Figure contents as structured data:
= = =

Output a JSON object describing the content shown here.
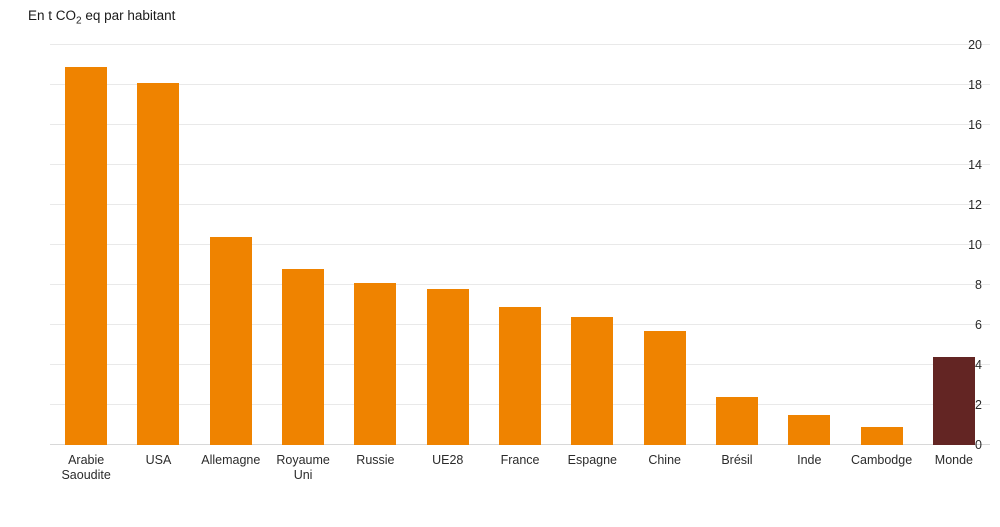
{
  "title": {
    "prefix": "En t CO",
    "subscript": "2",
    "suffix": " eq par habitant"
  },
  "colors": {
    "bar_default": "#EF8300",
    "bar_highlight": "#632523",
    "gridline": "#e9e9e9",
    "axis_line": "#d8d8d8",
    "text": "#2b2b2b",
    "background": "#ffffff"
  },
  "chart_data": {
    "type": "bar",
    "title": "En t CO2 eq par habitant",
    "categories": [
      "Arabie\nSaoudite",
      "USA",
      "Allemagne",
      "Royaume\nUni",
      "Russie",
      "UE28",
      "France",
      "Espagne",
      "Chine",
      "Brésil",
      "Inde",
      "Cambodge",
      "Monde"
    ],
    "values": [
      18.9,
      18.1,
      10.4,
      8.8,
      8.1,
      7.8,
      6.9,
      6.4,
      5.7,
      2.4,
      1.5,
      0.9,
      4.4
    ],
    "bar_colors": [
      "#EF8300",
      "#EF8300",
      "#EF8300",
      "#EF8300",
      "#EF8300",
      "#EF8300",
      "#EF8300",
      "#EF8300",
      "#EF8300",
      "#EF8300",
      "#EF8300",
      "#EF8300",
      "#632523"
    ],
    "highlight_index": 12,
    "xlabel": "",
    "ylabel": "",
    "ylim": [
      0,
      20
    ],
    "ytick_step": 2,
    "yticks": [
      0,
      2,
      4,
      6,
      8,
      10,
      12,
      14,
      16,
      18,
      20
    ],
    "grid": true,
    "legend_position": "none"
  }
}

= = =

Pick out and copy the lines of the material that include the word "habitant".

    "suffix": " eq par habitant"
    "title": "En t CO2 eq par habitant",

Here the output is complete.